Required work -
Carry on the blog post about a pastor's forced retirement from the point where it stops.

** Start Extract **

Thursday, June 30, 2005

A Pastor's Forced Retirement

The Catholic Herald ran a version of this June 13, 2005 column by Richard P. McBrien [described as "Fr. Richard McBrien" in the Herald]. As he tells it, someone attends Sunday Mass at the parish of a controversial priest in order to document the schlock liturgy for a letter to the bishop.
He objected to the homily, to the form of the Eucharistic Prayer that was used, to the absence of kneelers in the church, to the pastor's invitation to the whole congregation to join in the proclaiming of the doxology at the end of the Eucharistic Prayer, and to the fact that the pastor left the altar at the "Our Father" to join hands in prayer with those in the first row.

Fr. McBrien apparently cannot refute the substance of these complaints, so goes on to criticize their form.
Not surprisingly, the letter's language was redolent of another era in U.S. Catholic history.

So what, you might think.
Its sanctimonious and self-righteous tone was exceeded only by its obvious determination to "do in" the pastor.

Here Fr. McBrien tries to make it sound like the letter writer has some ulterior motive.
The writer assured the bishop, whom he always addressed as "Your Excellency," that he was a member "in good standing" of his home parish. How many Catholics nowadays would have felt the need to add that superfluous phrase?

How many Catholic priests would feel the need to go to these lengths to avoid the real liturgical issues?
He also insisted that he was writing only "after deep prayer and reflection." He made this point again toward the end of the letter, adding the phrase, "for several weeks."

What next, he failed to start each paragraph with a new thought?
I would guess that more than half the priests in the diocese would roll their eyes over those lines.

No doubt reserving their charity and tolerance for worthier challenges. But back to Strunk and White and McBrien.

** End Extract **
** Start Supplied records **

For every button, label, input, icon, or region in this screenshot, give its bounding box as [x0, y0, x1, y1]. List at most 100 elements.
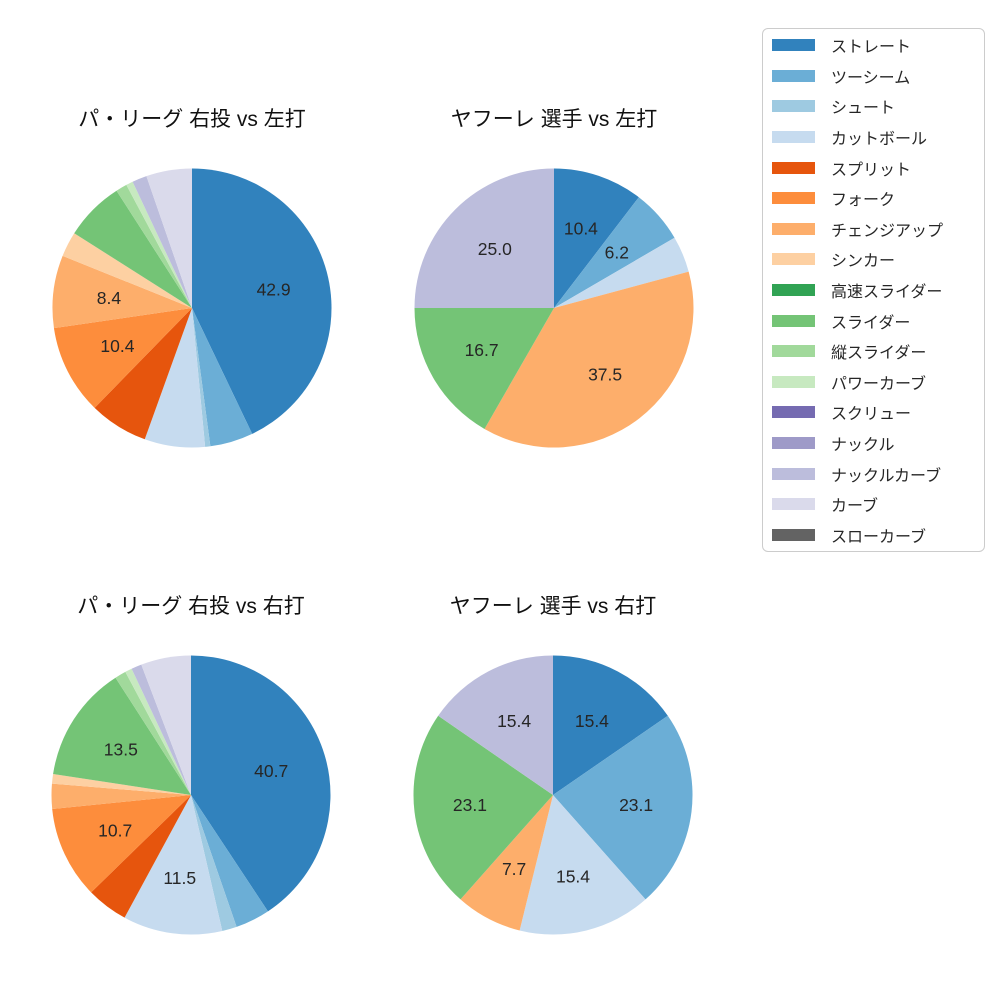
chart-title: パ・リーグ 右投 vs 左打 [78, 108, 306, 131]
legend-label: スローカーブ [831, 528, 927, 546]
legend-label: 高速スライダー [831, 283, 943, 301]
legend-swatch-icon [772, 100, 815, 113]
legend-item: ナックル [763, 429, 984, 458]
legend-label: ストレート [831, 39, 912, 57]
legend-swatch-icon [772, 498, 815, 511]
pie-slice-label: 10.7 [98, 820, 132, 840]
legend-swatch-icon [772, 375, 815, 388]
pie-slice [146, 168, 192, 308]
pie-slice [192, 308, 253, 447]
legend-swatch-icon [772, 130, 815, 143]
legend-label: ナックル [831, 437, 895, 455]
pie-slice-label: 15.4 [556, 866, 590, 886]
legend-label: シュート [831, 100, 896, 118]
pie-slice [53, 677, 191, 795]
pie-slice-label: 11.5 [163, 868, 196, 888]
pie-slice [51, 783, 191, 809]
legend-item: 高速スライダー [763, 275, 984, 304]
legend-swatch-icon [772, 406, 815, 419]
legend-label: スプリット [831, 161, 912, 179]
pie-slice [191, 655, 331, 912]
pie-slice [191, 795, 237, 931]
pie-slice [460, 795, 553, 931]
pie-slice [62, 233, 192, 308]
pie-slice-label: 15.4 [575, 711, 609, 731]
pie-slice [438, 655, 553, 795]
pie-slice-label: 16.7 [465, 340, 499, 360]
legend-item: シンカー [763, 245, 984, 274]
pie-slice-label: 7.7 [502, 859, 526, 879]
pie-slice-label: 40.7 [254, 761, 288, 781]
pie-slice [553, 715, 693, 900]
legend: ストレートツーシームシュートカットボール スプリットフォークチェンジアップ シンカー… [762, 28, 985, 552]
pie-slice [554, 168, 639, 308]
legend-swatch-icon [772, 314, 815, 327]
legend-label: フォーク [831, 192, 896, 210]
legend-item: 縦スライダー [763, 337, 984, 366]
legend-swatch-icon [772, 283, 815, 296]
pie-slice [52, 255, 192, 329]
legend-swatch-icon [772, 467, 815, 480]
pie-slice-label: 8.4 [97, 288, 122, 308]
pie-slice-label: 25.0 [478, 239, 512, 259]
pie-slice-label: 10.4 [564, 219, 598, 239]
pie-slice [51, 774, 191, 795]
legend-swatch-icon [772, 437, 815, 450]
legend-item: カーブ [763, 490, 984, 519]
pie-slice [131, 664, 191, 795]
pie-slice-label: 23.1 [453, 795, 487, 815]
legend-swatch-icon [772, 222, 815, 235]
chart-title: パ・リーグ 右投 vs 右打 [77, 595, 305, 618]
legend-item: シュート [763, 92, 984, 121]
pie-slice [192, 308, 211, 447]
pie-slice-label: 37.5 [588, 364, 622, 384]
legend-item: ナックルカーブ [763, 459, 984, 488]
pie-slice-label: 13.5 [104, 740, 138, 760]
legend-label: ツーシーム [831, 69, 911, 87]
legend-swatch-icon [772, 345, 815, 358]
pie-slice-label: 10.4 [100, 336, 134, 356]
legend-swatch-icon [772, 161, 815, 174]
pie-slice [141, 655, 191, 795]
pie-slice [414, 168, 554, 308]
pie-svg-yafure-vs-lhb: 10.4 6.2 37.5 16.7 25.0 [414, 168, 694, 448]
pie-slice [94, 308, 192, 440]
legend-label: ナックルカーブ [831, 467, 942, 485]
legend-item: パワーカーブ [763, 367, 984, 396]
legend-item: カットボール [763, 122, 984, 151]
pie-svg-pa-league-rhp-vs-rhb: 40.7 11.5 10.7 13.5 [51, 655, 331, 935]
pie-slice [554, 237, 689, 308]
chart-title: ヤフーレ 選手 vs 右打 [449, 595, 657, 618]
pie-slice [74, 190, 192, 308]
legend-swatch-icon [772, 528, 815, 541]
pie-slice [554, 197, 675, 308]
legend-item: チェンジアップ [763, 214, 984, 243]
pie-slice [126, 181, 192, 308]
pie-slice [413, 715, 553, 900]
legend-label: カットボール [831, 130, 928, 148]
legend-item: ツーシーム [763, 61, 984, 90]
pie-slice [53, 308, 192, 408]
legend-item: スプリット [763, 153, 984, 182]
pie-svg-pa-league-rhp-vs-lhb: 42.9 10.4 8.4 [52, 168, 332, 448]
legend-label: カーブ [831, 498, 879, 516]
pie-slice [192, 168, 332, 434]
legend-item: ストレート [763, 31, 984, 60]
pie-slice-label: 6.2 [605, 243, 629, 263]
legend-label: チェンジアップ [831, 222, 944, 240]
legend-swatch-icon [772, 69, 815, 82]
legend-label: パワーカーブ [831, 375, 927, 393]
legend-label: 縦スライダー [831, 345, 927, 363]
legend-swatch-icon [772, 253, 815, 266]
pie-slice-label: 15.4 [497, 711, 531, 731]
pie-slice [125, 668, 191, 795]
pie-slice [91, 795, 191, 918]
legend-swatch-icon [772, 39, 815, 52]
pie-slice [484, 271, 694, 448]
pie-slice [191, 795, 268, 927]
legend-label: スライダー [831, 314, 911, 332]
legend-item: スローカーブ [763, 520, 984, 549]
legend-label: シンカー [831, 253, 896, 271]
pie-slice [553, 655, 668, 795]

** End Supplied records **

Final result -
The writer consistently referred to the Eucharist as the "sacred" Mass, as if the Mass were anything but sacred. The Church was not simply "the Church" but "our universal Mother Church."


He assured the bishop that he would "continue to pray" for the pastor and his parishioners (more rolling of eyes from the pastor's brother priests)...


Just in case there was anyone left who wondered why people would much rather a son went to law school than the seminary.
This letter would ordinarily not merit even a mention here.

Going into the Beneath Contempt file, perhaps.
However, only two weeks later a diocesan official wrote to the pastor, at the bishops's request, seeking a formal response to the accusations.


The pastor answered each item in the complaint. Five days later, he met with the bishop, and three days after that was informed that he was being removed as pastor-only a month after this whole process had begun.


The lay person's vocabulary errors didn't offset the priest's liturgical abuses?
Needless to say, his many hundreds of parishioners have been shocked and upset by the bishop's decision.

Many may have been shocked by a bishop making a decision at all.
For all of his unconventional behavior, this pastor is genuinely loved by the great majority of his people.

You can love the pastor but hate the mispastoring.
It is an unusually active and vibrant parish, where every member is expected to engage in a ministry of one kind or another. No Sunday-only Catholics there.

Now my eyes are rolling. They not only had one hundred percent Mass attendance but every parishioner was also involved in some other parish ministry? Strange as that fiction is, the truth is stranger.
Seven years ago, on the 40th anniversary of the pastor's ordination, the previous bishop composed an Ode to him, referring to the pastor as "the Blue Angel."

Was the Ode the the tune of "You're the cream in my coffee"?
In that Ode, the bishop remarked on the priest's "tireless care of the poor, the sick, the old, and the lame."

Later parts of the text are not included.